** START OF Task input **
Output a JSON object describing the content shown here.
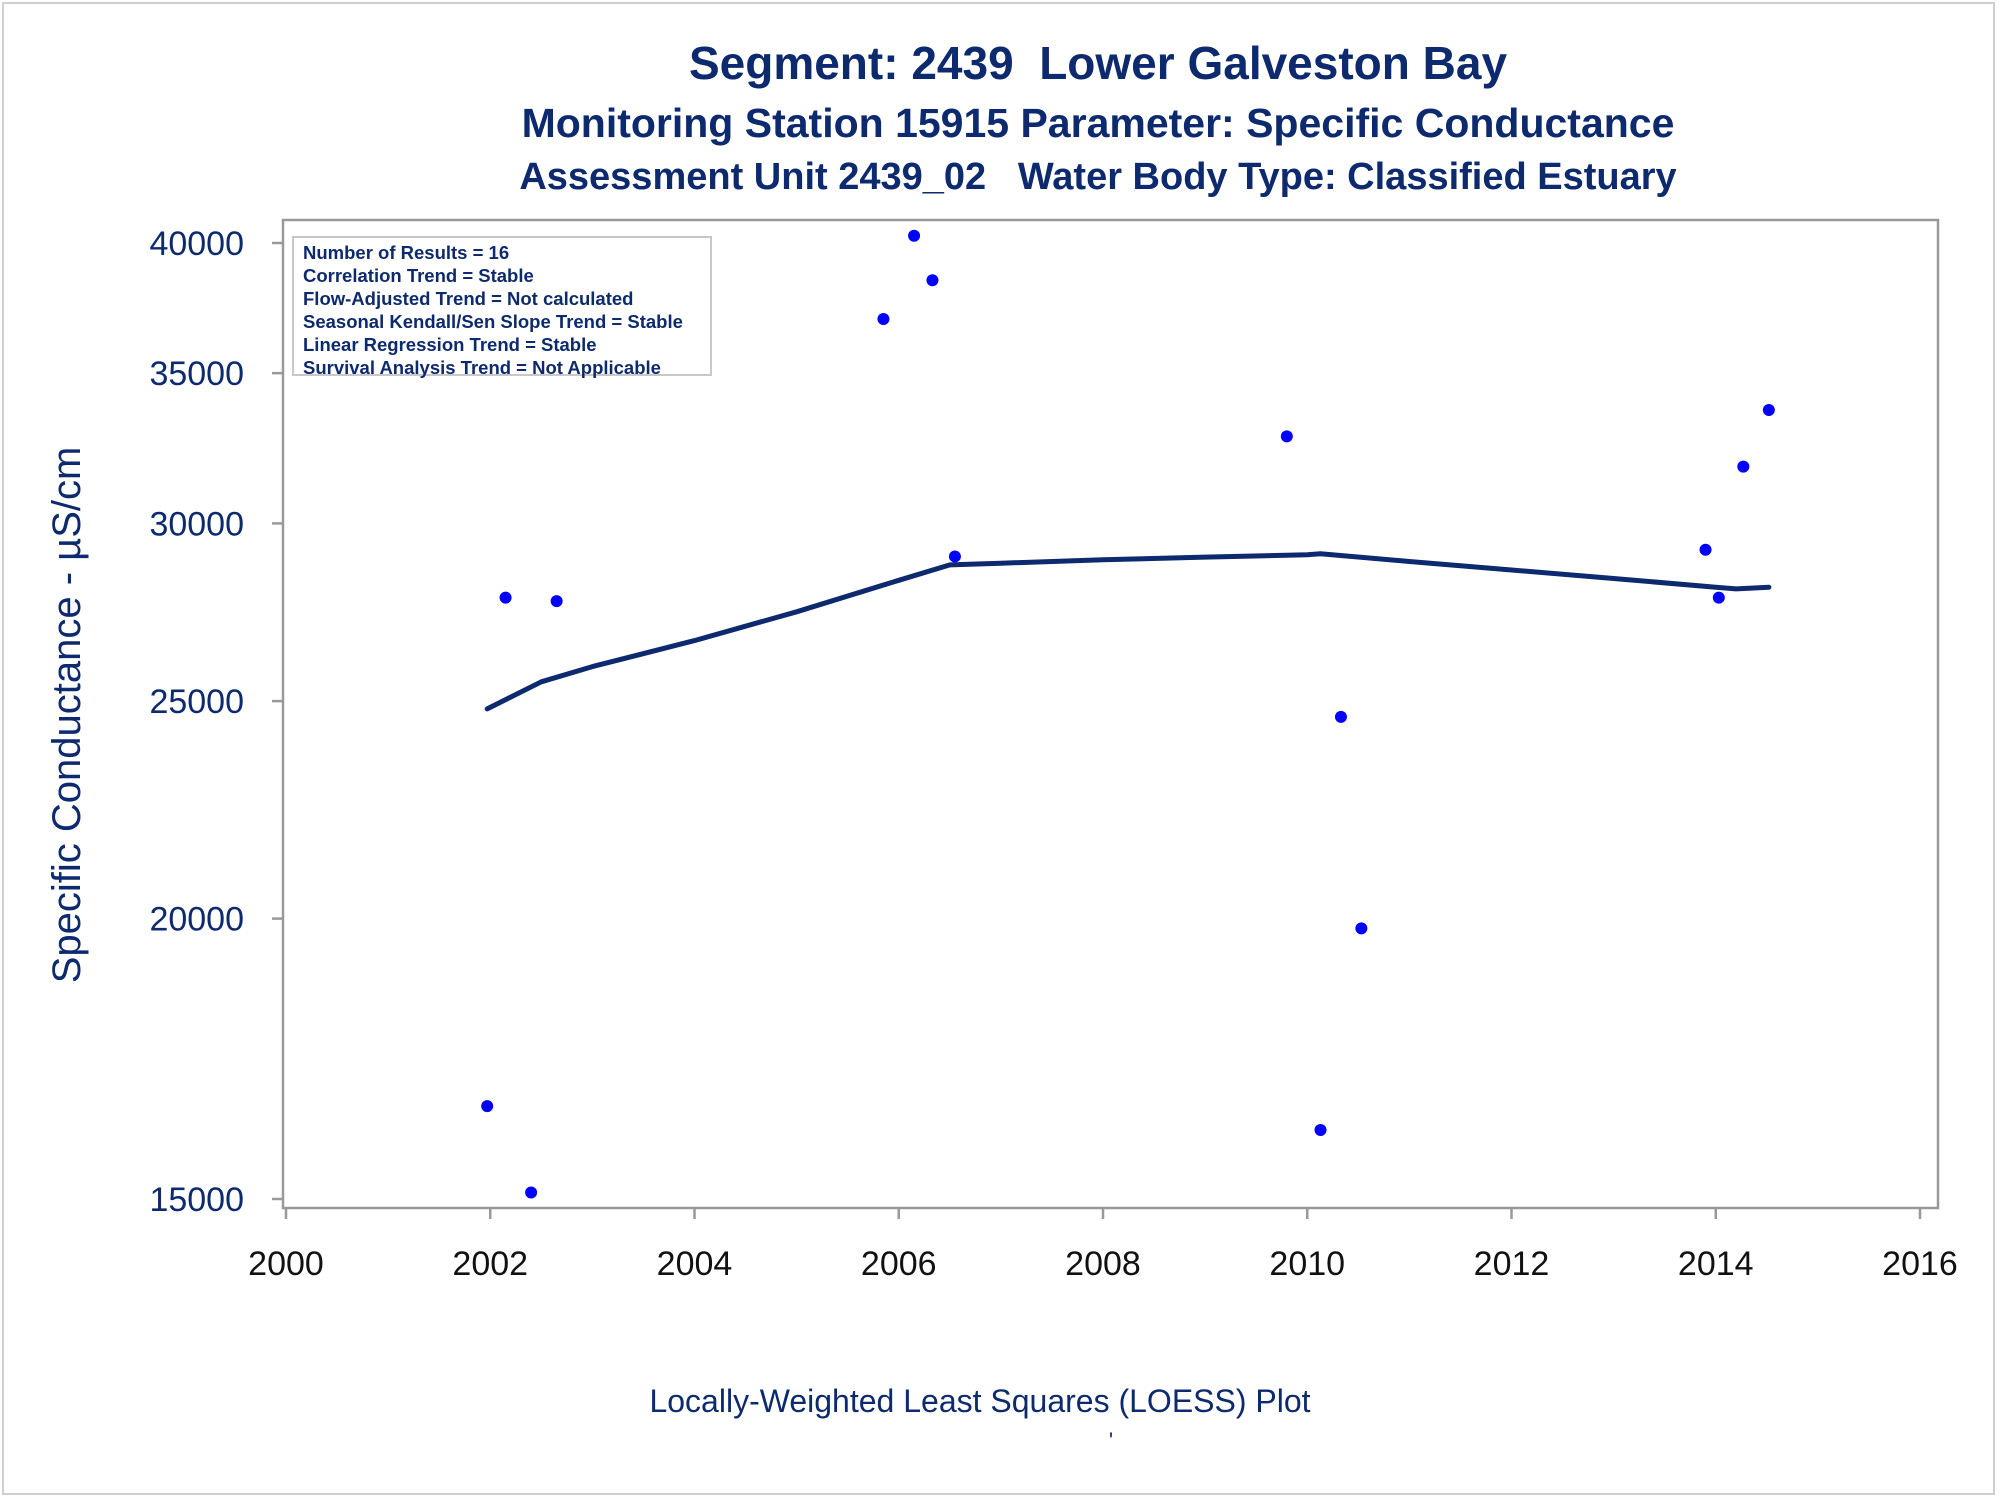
{
  "titles": {
    "line1": "Segment: 2439  Lower Galveston Bay",
    "line2": "Monitoring Station 15915 Parameter: Specific Conductance",
    "line3": "Assessment Unit 2439_02   Water Body Type: Classified Estuary"
  },
  "stats_box": [
    "Number of Results = 16",
    "Correlation Trend = Stable",
    "Flow-Adjusted Trend = Not calculated",
    "Seasonal Kendall/Sen Slope Trend = Stable",
    "Linear Regression Trend = Stable",
    "Survival Analysis Trend = Not Applicable"
  ],
  "footer_mark": "'",
  "colors": {
    "text": "#0d2a6e",
    "points": "#0000ff",
    "loess": "#0d2a6e",
    "axis": "#999999"
  },
  "chart_data": {
    "type": "scatter",
    "xlabel": "Locally-Weighted Least Squares (LOESS) Plot",
    "ylabel": "Specific Conductance -  µS/cm",
    "xlim": [
      2000,
      2016
    ],
    "xticks": [
      2000,
      2002,
      2004,
      2006,
      2008,
      2010,
      2012,
      2014,
      2016
    ],
    "ylim": [
      15000,
      40000
    ],
    "yticks": [
      15000,
      20000,
      25000,
      30000,
      35000,
      40000
    ],
    "y_scale": "log",
    "series": [
      {
        "kind": "points",
        "x": [
          2001.97,
          2002.15,
          2002.4,
          2002.65,
          2005.85,
          2006.15,
          2006.33,
          2006.55,
          2009.8,
          2010.13,
          2010.33,
          2010.53,
          2013.9,
          2014.03,
          2014.27,
          2014.52
        ],
        "y": [
          16500,
          27800,
          15100,
          27700,
          37000,
          40300,
          38500,
          29000,
          32800,
          16100,
          24600,
          19800,
          29200,
          27800,
          31800,
          33700
        ]
      },
      {
        "kind": "loess",
        "x": [
          2001.97,
          2002.5,
          2003.0,
          2004.0,
          2005.0,
          2006.0,
          2006.5,
          2007.0,
          2008.0,
          2009.0,
          2010.0,
          2010.13,
          2011.0,
          2012.0,
          2013.0,
          2014.0,
          2014.2,
          2014.52
        ],
        "y": [
          24800,
          25500,
          25900,
          26600,
          27400,
          28300,
          28750,
          28800,
          28900,
          28980,
          29050,
          29080,
          28850,
          28600,
          28350,
          28100,
          28050,
          28100
        ]
      }
    ]
  }
}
** END OF Task input **
What you will do: Restate the whole listing above exactly, except for its images.

Reply to the task:
Output a JSON object describing the content shown here.
{
  "titles": {
    "line1": "Segment: 2439  Lower Galveston Bay",
    "line2": "Monitoring Station 15915 Parameter: Specific Conductance",
    "line3": "Assessment Unit 2439_02   Water Body Type: Classified Estuary"
  },
  "stats_box": [
    "Number of Results = 16",
    "Correlation Trend = Stable",
    "Flow-Adjusted Trend = Not calculated",
    "Seasonal Kendall/Sen Slope Trend = Stable",
    "Linear Regression Trend = Stable",
    "Survival Analysis Trend = Not Applicable"
  ],
  "footer_mark": "'",
  "colors": {
    "text": "#0d2a6e",
    "points": "#0000ff",
    "loess": "#0d2a6e",
    "axis": "#999999"
  },
  "chart_data": {
    "type": "scatter",
    "xlabel": "Locally-Weighted Least Squares (LOESS) Plot",
    "ylabel": "Specific Conductance -  µS/cm",
    "xlim": [
      2000,
      2016
    ],
    "xticks": [
      2000,
      2002,
      2004,
      2006,
      2008,
      2010,
      2012,
      2014,
      2016
    ],
    "ylim": [
      15000,
      40000
    ],
    "yticks": [
      15000,
      20000,
      25000,
      30000,
      35000,
      40000
    ],
    "y_scale": "log",
    "series": [
      {
        "kind": "points",
        "x": [
          2001.97,
          2002.15,
          2002.4,
          2002.65,
          2005.85,
          2006.15,
          2006.33,
          2006.55,
          2009.8,
          2010.13,
          2010.33,
          2010.53,
          2013.9,
          2014.03,
          2014.27,
          2014.52
        ],
        "y": [
          16500,
          27800,
          15100,
          27700,
          37000,
          40300,
          38500,
          29000,
          32800,
          16100,
          24600,
          19800,
          29200,
          27800,
          31800,
          33700
        ]
      },
      {
        "kind": "loess",
        "x": [
          2001.97,
          2002.5,
          2003.0,
          2004.0,
          2005.0,
          2006.0,
          2006.5,
          2007.0,
          2008.0,
          2009.0,
          2010.0,
          2010.13,
          2011.0,
          2012.0,
          2013.0,
          2014.0,
          2014.2,
          2014.52
        ],
        "y": [
          24800,
          25500,
          25900,
          26600,
          27400,
          28300,
          28750,
          28800,
          28900,
          28980,
          29050,
          29080,
          28850,
          28600,
          28350,
          28100,
          28050,
          28100
        ]
      }
    ]
  }
}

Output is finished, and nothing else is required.